◆ AUSGANGSTEXT
----

INGRID LIEZ …
„Gaspreisbremse“ – ehrlich gesagt, können viele dieses Wort, das sprachästhetisch einem Ungeheuer gleicht, nicht mehr hören.
Darüber hinaus „nervt“ das Wort auch deshalb, weil die Regierung scheinbar endlos darüber diskutiert und zu keinem wirklich schlüssigen Ergebnis kommt, dabei wäre es jetzt Zeit: Die Zahl der Menschen, die nicht mehr wissen, wie sie den Gasabschlag und alle weiteren Rechnungen bezahlen sollen, wächst immer weiter.
Gerade jetzt im November wird es richtig eng, denn da kommen die Jahresrechnungen für Strom und Gas, und außerdem buchen bereits viele Versicherungen ihre Jahresbeiträge ab. Wovon sollen noch Lebensmittel und andere Dinge des täglichen Gebrauchs gekauft werden?

----

◆ BEREITGESTELLTES MATERIAL
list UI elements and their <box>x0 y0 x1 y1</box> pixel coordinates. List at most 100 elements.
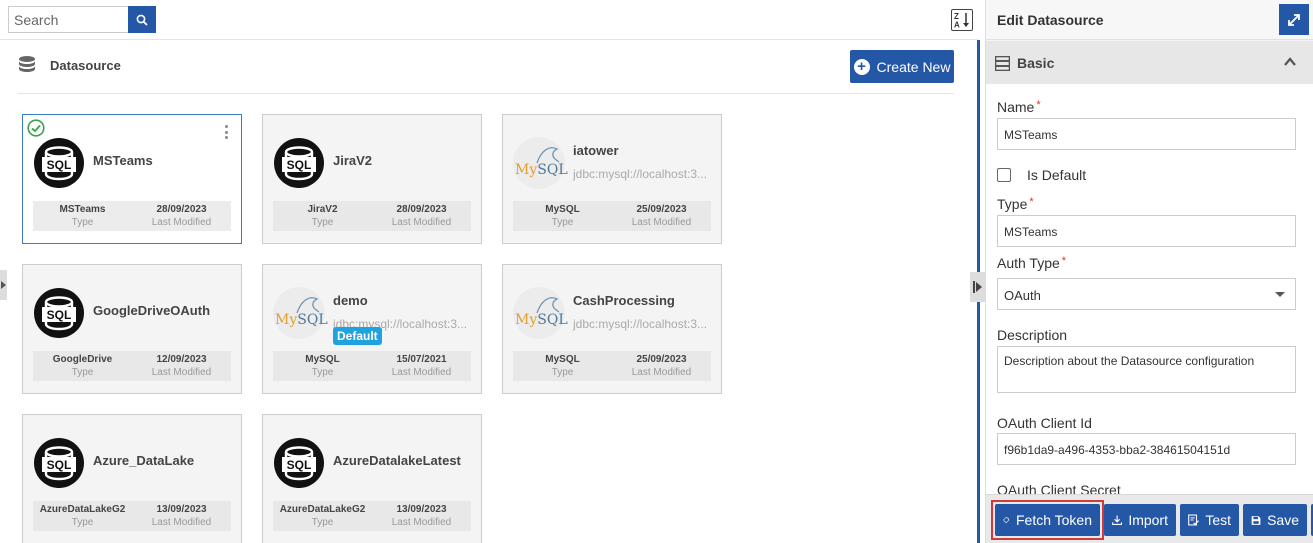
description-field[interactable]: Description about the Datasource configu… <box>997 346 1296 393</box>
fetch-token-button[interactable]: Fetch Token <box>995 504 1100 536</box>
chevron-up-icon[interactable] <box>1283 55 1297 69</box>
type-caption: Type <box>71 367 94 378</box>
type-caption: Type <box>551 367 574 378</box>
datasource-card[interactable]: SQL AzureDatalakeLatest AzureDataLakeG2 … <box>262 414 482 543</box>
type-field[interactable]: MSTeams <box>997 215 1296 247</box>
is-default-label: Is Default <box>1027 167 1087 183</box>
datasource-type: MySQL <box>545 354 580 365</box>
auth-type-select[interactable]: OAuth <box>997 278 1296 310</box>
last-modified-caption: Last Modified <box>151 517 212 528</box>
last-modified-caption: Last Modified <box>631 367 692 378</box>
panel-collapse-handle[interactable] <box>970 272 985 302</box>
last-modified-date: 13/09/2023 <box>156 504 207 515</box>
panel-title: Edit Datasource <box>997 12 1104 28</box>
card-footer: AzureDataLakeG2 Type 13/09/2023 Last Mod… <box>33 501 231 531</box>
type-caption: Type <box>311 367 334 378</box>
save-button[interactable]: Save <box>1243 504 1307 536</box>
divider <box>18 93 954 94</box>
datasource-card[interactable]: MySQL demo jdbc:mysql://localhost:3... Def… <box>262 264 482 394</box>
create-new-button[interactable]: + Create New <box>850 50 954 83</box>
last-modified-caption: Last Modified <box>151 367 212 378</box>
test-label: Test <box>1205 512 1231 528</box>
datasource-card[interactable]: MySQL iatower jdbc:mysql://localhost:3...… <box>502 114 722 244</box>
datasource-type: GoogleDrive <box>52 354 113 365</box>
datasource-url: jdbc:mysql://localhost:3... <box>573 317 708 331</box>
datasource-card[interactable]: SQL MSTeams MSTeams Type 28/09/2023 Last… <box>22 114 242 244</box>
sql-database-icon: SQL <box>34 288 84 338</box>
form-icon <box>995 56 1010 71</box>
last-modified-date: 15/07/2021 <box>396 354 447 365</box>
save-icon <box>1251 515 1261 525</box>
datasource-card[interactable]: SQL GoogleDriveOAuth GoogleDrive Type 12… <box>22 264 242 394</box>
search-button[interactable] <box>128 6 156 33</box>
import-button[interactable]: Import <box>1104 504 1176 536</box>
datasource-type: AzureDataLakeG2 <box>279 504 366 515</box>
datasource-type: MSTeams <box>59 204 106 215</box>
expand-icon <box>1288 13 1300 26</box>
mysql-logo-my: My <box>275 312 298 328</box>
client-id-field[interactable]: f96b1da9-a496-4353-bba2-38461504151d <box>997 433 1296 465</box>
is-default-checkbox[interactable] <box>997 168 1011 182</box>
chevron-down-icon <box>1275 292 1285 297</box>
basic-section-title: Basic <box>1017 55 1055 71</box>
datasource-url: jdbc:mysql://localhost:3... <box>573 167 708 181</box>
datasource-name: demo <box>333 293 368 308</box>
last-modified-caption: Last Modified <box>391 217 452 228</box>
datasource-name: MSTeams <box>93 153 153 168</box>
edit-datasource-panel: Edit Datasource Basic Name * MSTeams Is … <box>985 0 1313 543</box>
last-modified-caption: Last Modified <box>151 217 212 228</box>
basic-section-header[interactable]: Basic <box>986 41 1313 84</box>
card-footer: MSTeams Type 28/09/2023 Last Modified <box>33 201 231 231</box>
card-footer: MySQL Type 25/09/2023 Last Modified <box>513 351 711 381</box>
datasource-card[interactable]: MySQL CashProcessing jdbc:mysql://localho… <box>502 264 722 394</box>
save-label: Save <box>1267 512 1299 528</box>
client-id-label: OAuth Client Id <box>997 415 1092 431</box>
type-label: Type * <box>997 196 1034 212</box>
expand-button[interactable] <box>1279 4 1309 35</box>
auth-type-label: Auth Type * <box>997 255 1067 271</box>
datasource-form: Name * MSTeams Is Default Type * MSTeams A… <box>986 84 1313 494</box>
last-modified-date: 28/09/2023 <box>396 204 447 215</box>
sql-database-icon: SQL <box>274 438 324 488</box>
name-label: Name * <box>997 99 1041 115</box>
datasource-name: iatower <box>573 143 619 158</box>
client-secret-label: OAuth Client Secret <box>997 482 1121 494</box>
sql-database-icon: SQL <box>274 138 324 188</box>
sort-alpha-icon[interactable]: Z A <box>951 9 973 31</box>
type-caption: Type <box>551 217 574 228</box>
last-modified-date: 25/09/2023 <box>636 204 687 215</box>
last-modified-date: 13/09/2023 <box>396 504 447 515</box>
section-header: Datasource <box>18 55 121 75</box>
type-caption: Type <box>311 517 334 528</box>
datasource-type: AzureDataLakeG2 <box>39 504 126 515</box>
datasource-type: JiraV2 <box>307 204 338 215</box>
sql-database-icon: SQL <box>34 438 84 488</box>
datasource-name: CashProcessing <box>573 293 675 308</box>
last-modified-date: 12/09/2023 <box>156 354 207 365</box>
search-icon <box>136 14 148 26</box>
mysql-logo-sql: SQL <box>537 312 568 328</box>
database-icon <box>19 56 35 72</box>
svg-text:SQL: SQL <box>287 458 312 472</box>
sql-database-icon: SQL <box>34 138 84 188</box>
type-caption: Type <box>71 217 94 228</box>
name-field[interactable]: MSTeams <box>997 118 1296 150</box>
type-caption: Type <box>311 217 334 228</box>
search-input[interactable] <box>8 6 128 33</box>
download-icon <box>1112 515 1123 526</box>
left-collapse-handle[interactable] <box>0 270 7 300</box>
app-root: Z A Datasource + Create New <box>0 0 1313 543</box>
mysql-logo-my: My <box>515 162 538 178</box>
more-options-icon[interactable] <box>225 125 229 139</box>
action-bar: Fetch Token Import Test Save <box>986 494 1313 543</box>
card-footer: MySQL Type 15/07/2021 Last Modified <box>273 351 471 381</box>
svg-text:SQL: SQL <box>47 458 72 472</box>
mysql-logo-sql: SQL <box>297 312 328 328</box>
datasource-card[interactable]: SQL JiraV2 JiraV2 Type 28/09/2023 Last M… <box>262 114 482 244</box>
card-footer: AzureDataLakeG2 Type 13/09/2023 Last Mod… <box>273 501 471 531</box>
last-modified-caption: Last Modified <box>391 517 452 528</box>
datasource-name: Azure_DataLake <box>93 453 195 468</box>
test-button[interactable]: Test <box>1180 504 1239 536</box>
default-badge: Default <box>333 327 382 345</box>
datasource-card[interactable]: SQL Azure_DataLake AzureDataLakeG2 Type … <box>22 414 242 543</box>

----

◆ ARBEITSANWEISUNGEN
**a)** Welche Rechnungen und Abbuchungen nennt der Text über die Gaspreisbremse ausdrücklich beim Namen?
**b)** Wie lautet im Text über die Gaspreisbremse die Passage von „INGRID LIEZ …“ bis „Gebrauchs gekauft werden?“? Gib sie wortgetreu wieder.
Die Einträge sind gesondertes Material und gehören nicht zum Text über die Gaspreisbremse.

◆ ANTWORTEN JE AUFGABE
**a)**
- Gasabschlag
- Jahresrechnungen für Strom und Gas
- Jahresbeiträge der Versicherungen

**b)**
INGRID LIEZ …
„Gaspreisbremse“ – ehrlich gesagt, können viele dieses Wort, das sprachästhetisch einem Ungeheuer gleicht, nicht mehr hören.
Darüber hinaus „nervt“ das Wort auch deshalb, weil die Regierung scheinbar endlos darüber diskutiert und zu keinem wirklich schlüssigen Ergebnis kommt, dabei wäre es jetzt Zeit: Die Zahl der Menschen, die nicht mehr wissen, wie sie den Gasabschlag und alle weiteren Rechnungen bezahlen sollen, wächst immer weiter.
Gerade jetzt im November wird es richtig eng, denn da kommen die Jahresrechnungen für Strom und Gas, und außerdem buchen bereits viele Versicherungen ihre Jahresbeiträge ab. Wovon sollen noch Lebensmittel und andere Dinge des täglichen Gebrauchs gekauft werden?